## SUPPLIED MATERIAL
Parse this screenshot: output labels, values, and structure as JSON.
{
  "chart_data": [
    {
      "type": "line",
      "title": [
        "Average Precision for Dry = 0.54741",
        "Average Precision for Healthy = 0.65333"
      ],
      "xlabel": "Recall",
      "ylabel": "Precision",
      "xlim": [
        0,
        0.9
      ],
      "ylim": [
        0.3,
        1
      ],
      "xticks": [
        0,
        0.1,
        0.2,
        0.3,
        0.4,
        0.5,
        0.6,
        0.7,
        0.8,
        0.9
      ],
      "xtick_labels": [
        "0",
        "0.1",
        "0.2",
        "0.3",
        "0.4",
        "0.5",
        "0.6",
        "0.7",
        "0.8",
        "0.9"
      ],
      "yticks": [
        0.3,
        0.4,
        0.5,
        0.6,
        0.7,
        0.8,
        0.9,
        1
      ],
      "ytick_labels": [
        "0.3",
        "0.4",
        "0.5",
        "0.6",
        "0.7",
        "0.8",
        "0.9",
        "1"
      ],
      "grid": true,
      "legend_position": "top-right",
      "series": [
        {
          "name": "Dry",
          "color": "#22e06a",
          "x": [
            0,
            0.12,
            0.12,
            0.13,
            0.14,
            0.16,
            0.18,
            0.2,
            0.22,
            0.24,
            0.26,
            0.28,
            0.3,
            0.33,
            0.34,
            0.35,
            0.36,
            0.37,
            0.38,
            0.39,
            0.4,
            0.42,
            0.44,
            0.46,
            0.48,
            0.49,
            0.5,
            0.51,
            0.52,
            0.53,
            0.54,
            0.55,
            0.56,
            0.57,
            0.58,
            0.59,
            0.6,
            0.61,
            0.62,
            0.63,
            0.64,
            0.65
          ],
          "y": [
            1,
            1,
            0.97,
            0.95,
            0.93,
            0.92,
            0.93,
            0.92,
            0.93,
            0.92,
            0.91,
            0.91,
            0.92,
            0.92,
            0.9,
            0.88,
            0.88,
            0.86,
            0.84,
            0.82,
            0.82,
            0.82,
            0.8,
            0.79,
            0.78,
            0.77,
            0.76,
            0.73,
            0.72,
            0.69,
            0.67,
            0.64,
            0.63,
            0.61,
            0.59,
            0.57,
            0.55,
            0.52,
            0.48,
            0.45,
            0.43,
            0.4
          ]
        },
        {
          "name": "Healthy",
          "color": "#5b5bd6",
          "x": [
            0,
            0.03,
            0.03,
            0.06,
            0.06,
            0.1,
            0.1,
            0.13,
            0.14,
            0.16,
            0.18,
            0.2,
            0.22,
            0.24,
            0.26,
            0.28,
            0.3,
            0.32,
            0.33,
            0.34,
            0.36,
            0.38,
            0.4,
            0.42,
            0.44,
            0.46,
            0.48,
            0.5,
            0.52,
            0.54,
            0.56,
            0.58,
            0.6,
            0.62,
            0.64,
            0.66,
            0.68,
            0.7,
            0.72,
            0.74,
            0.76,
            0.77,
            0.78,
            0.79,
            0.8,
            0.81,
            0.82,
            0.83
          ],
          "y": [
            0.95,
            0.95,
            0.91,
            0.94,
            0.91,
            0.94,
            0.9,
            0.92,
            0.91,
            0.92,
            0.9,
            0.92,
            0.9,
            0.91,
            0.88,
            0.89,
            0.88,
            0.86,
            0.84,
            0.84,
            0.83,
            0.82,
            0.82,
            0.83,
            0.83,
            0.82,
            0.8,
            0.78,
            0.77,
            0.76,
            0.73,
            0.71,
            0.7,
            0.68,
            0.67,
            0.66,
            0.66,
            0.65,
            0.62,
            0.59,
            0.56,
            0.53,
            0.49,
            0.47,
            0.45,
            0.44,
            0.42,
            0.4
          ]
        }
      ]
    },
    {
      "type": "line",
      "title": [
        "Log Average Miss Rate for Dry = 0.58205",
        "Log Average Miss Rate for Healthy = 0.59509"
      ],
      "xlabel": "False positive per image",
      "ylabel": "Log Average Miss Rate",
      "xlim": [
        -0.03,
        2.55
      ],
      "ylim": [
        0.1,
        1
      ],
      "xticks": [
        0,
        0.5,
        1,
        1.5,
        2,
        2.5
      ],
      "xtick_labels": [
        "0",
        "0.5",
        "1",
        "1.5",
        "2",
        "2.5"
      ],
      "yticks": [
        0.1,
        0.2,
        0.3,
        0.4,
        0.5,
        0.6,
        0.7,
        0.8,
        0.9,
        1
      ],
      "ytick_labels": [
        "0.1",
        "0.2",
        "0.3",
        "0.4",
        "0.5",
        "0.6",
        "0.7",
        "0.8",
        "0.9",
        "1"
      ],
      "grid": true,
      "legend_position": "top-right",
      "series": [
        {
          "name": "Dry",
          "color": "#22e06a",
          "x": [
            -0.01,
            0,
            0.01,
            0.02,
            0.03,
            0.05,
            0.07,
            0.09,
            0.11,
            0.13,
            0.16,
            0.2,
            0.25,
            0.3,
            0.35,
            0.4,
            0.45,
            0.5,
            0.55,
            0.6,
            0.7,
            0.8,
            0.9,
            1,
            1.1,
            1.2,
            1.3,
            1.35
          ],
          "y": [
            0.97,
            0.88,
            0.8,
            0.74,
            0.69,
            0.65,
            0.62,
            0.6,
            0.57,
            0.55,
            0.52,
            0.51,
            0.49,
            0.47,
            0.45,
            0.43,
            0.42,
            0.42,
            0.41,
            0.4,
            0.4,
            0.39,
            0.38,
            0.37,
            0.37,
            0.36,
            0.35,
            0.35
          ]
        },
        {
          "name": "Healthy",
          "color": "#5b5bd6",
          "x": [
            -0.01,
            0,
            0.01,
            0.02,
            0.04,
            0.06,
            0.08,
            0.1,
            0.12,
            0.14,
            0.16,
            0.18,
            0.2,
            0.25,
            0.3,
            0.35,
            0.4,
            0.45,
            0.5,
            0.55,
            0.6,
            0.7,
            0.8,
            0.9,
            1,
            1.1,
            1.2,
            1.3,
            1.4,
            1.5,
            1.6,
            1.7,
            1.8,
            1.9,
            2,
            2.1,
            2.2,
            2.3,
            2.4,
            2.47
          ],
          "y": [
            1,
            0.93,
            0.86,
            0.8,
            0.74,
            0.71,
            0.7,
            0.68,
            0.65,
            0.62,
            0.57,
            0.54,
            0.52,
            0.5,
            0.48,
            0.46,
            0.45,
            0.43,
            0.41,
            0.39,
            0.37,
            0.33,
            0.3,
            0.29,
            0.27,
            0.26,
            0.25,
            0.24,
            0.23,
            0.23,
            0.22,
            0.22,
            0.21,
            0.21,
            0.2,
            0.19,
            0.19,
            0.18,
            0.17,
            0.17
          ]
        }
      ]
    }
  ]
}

## WHAT NEEDS TO BE DONE
Copy out each record, keeping every word as it is.

## SOLVED PROBLEM
Parse this screenshot: output labels, values, and structure as JSON.
{
  "chart_data": [
    {
      "type": "line",
      "title": [
        "Average Precision for Dry = 0.54741",
        "Average Precision for Healthy = 0.65333"
      ],
      "xlabel": "Recall",
      "ylabel": "Precision",
      "xlim": [
        0,
        0.9
      ],
      "ylim": [
        0.3,
        1
      ],
      "xticks": [
        0,
        0.1,
        0.2,
        0.3,
        0.4,
        0.5,
        0.6,
        0.7,
        0.8,
        0.9
      ],
      "xtick_labels": [
        "0",
        "0.1",
        "0.2",
        "0.3",
        "0.4",
        "0.5",
        "0.6",
        "0.7",
        "0.8",
        "0.9"
      ],
      "yticks": [
        0.3,
        0.4,
        0.5,
        0.6,
        0.7,
        0.8,
        0.9,
        1
      ],
      "ytick_labels": [
        "0.3",
        "0.4",
        "0.5",
        "0.6",
        "0.7",
        "0.8",
        "0.9",
        "1"
      ],
      "grid": true,
      "legend_position": "top-right",
      "series": [
        {
          "name": "Dry",
          "color": "#22e06a",
          "x": [
            0,
            0.12,
            0.12,
            0.13,
            0.14,
            0.16,
            0.18,
            0.2,
            0.22,
            0.24,
            0.26,
            0.28,
            0.3,
            0.33,
            0.34,
            0.35,
            0.36,
            0.37,
            0.38,
            0.39,
            0.4,
            0.42,
            0.44,
            0.46,
            0.48,
            0.49,
            0.5,
            0.51,
            0.52,
            0.53,
            0.54,
            0.55,
            0.56,
            0.57,
            0.58,
            0.59,
            0.6,
            0.61,
            0.62,
            0.63,
            0.64,
            0.65
          ],
          "y": [
            1,
            1,
            0.97,
            0.95,
            0.93,
            0.92,
            0.93,
            0.92,
            0.93,
            0.92,
            0.91,
            0.91,
            0.92,
            0.92,
            0.9,
            0.88,
            0.88,
            0.86,
            0.84,
            0.82,
            0.82,
            0.82,
            0.8,
            0.79,
            0.78,
            0.77,
            0.76,
            0.73,
            0.72,
            0.69,
            0.67,
            0.64,
            0.63,
            0.61,
            0.59,
            0.57,
            0.55,
            0.52,
            0.48,
            0.45,
            0.43,
            0.4
          ]
        },
        {
          "name": "Healthy",
          "color": "#5b5bd6",
          "x": [
            0,
            0.03,
            0.03,
            0.06,
            0.06,
            0.1,
            0.1,
            0.13,
            0.14,
            0.16,
            0.18,
            0.2,
            0.22,
            0.24,
            0.26,
            0.28,
            0.3,
            0.32,
            0.33,
            0.34,
            0.36,
            0.38,
            0.4,
            0.42,
            0.44,
            0.46,
            0.48,
            0.5,
            0.52,
            0.54,
            0.56,
            0.58,
            0.6,
            0.62,
            0.64,
            0.66,
            0.68,
            0.7,
            0.72,
            0.74,
            0.76,
            0.77,
            0.78,
            0.79,
            0.8,
            0.81,
            0.82,
            0.83
          ],
          "y": [
            0.95,
            0.95,
            0.91,
            0.94,
            0.91,
            0.94,
            0.9,
            0.92,
            0.91,
            0.92,
            0.9,
            0.92,
            0.9,
            0.91,
            0.88,
            0.89,
            0.88,
            0.86,
            0.84,
            0.84,
            0.83,
            0.82,
            0.82,
            0.83,
            0.83,
            0.82,
            0.8,
            0.78,
            0.77,
            0.76,
            0.73,
            0.71,
            0.7,
            0.68,
            0.67,
            0.66,
            0.66,
            0.65,
            0.62,
            0.59,
            0.56,
            0.53,
            0.49,
            0.47,
            0.45,
            0.44,
            0.42,
            0.4
          ]
        }
      ]
    },
    {
      "type": "line",
      "title": [
        "Log Average Miss Rate for Dry = 0.58205",
        "Log Average Miss Rate for Healthy = 0.59509"
      ],
      "xlabel": "False positive per image",
      "ylabel": "Log Average Miss Rate",
      "xlim": [
        -0.03,
        2.55
      ],
      "ylim": [
        0.1,
        1
      ],
      "xticks": [
        0,
        0.5,
        1,
        1.5,
        2,
        2.5
      ],
      "xtick_labels": [
        "0",
        "0.5",
        "1",
        "1.5",
        "2",
        "2.5"
      ],
      "yticks": [
        0.1,
        0.2,
        0.3,
        0.4,
        0.5,
        0.6,
        0.7,
        0.8,
        0.9,
        1
      ],
      "ytick_labels": [
        "0.1",
        "0.2",
        "0.3",
        "0.4",
        "0.5",
        "0.6",
        "0.7",
        "0.8",
        "0.9",
        "1"
      ],
      "grid": true,
      "legend_position": "top-right",
      "series": [
        {
          "name": "Dry",
          "color": "#22e06a",
          "x": [
            -0.01,
            0,
            0.01,
            0.02,
            0.03,
            0.05,
            0.07,
            0.09,
            0.11,
            0.13,
            0.16,
            0.2,
            0.25,
            0.3,
            0.35,
            0.4,
            0.45,
            0.5,
            0.55,
            0.6,
            0.7,
            0.8,
            0.9,
            1,
            1.1,
            1.2,
            1.3,
            1.35
          ],
          "y": [
            0.97,
            0.88,
            0.8,
            0.74,
            0.69,
            0.65,
            0.62,
            0.6,
            0.57,
            0.55,
            0.52,
            0.51,
            0.49,
            0.47,
            0.45,
            0.43,
            0.42,
            0.42,
            0.41,
            0.4,
            0.4,
            0.39,
            0.38,
            0.37,
            0.37,
            0.36,
            0.35,
            0.35
          ]
        },
        {
          "name": "Healthy",
          "color": "#5b5bd6",
          "x": [
            -0.01,
            0,
            0.01,
            0.02,
            0.04,
            0.06,
            0.08,
            0.1,
            0.12,
            0.14,
            0.16,
            0.18,
            0.2,
            0.25,
            0.3,
            0.35,
            0.4,
            0.45,
            0.5,
            0.55,
            0.6,
            0.7,
            0.8,
            0.9,
            1,
            1.1,
            1.2,
            1.3,
            1.4,
            1.5,
            1.6,
            1.7,
            1.8,
            1.9,
            2,
            2.1,
            2.2,
            2.3,
            2.4,
            2.47
          ],
          "y": [
            1,
            0.93,
            0.86,
            0.8,
            0.74,
            0.71,
            0.7,
            0.68,
            0.65,
            0.62,
            0.57,
            0.54,
            0.52,
            0.5,
            0.48,
            0.46,
            0.45,
            0.43,
            0.41,
            0.39,
            0.37,
            0.33,
            0.3,
            0.29,
            0.27,
            0.26,
            0.25,
            0.24,
            0.23,
            0.23,
            0.22,
            0.22,
            0.21,
            0.21,
            0.2,
            0.19,
            0.19,
            0.18,
            0.17,
            0.17
          ]
        }
      ]
    }
  ]
}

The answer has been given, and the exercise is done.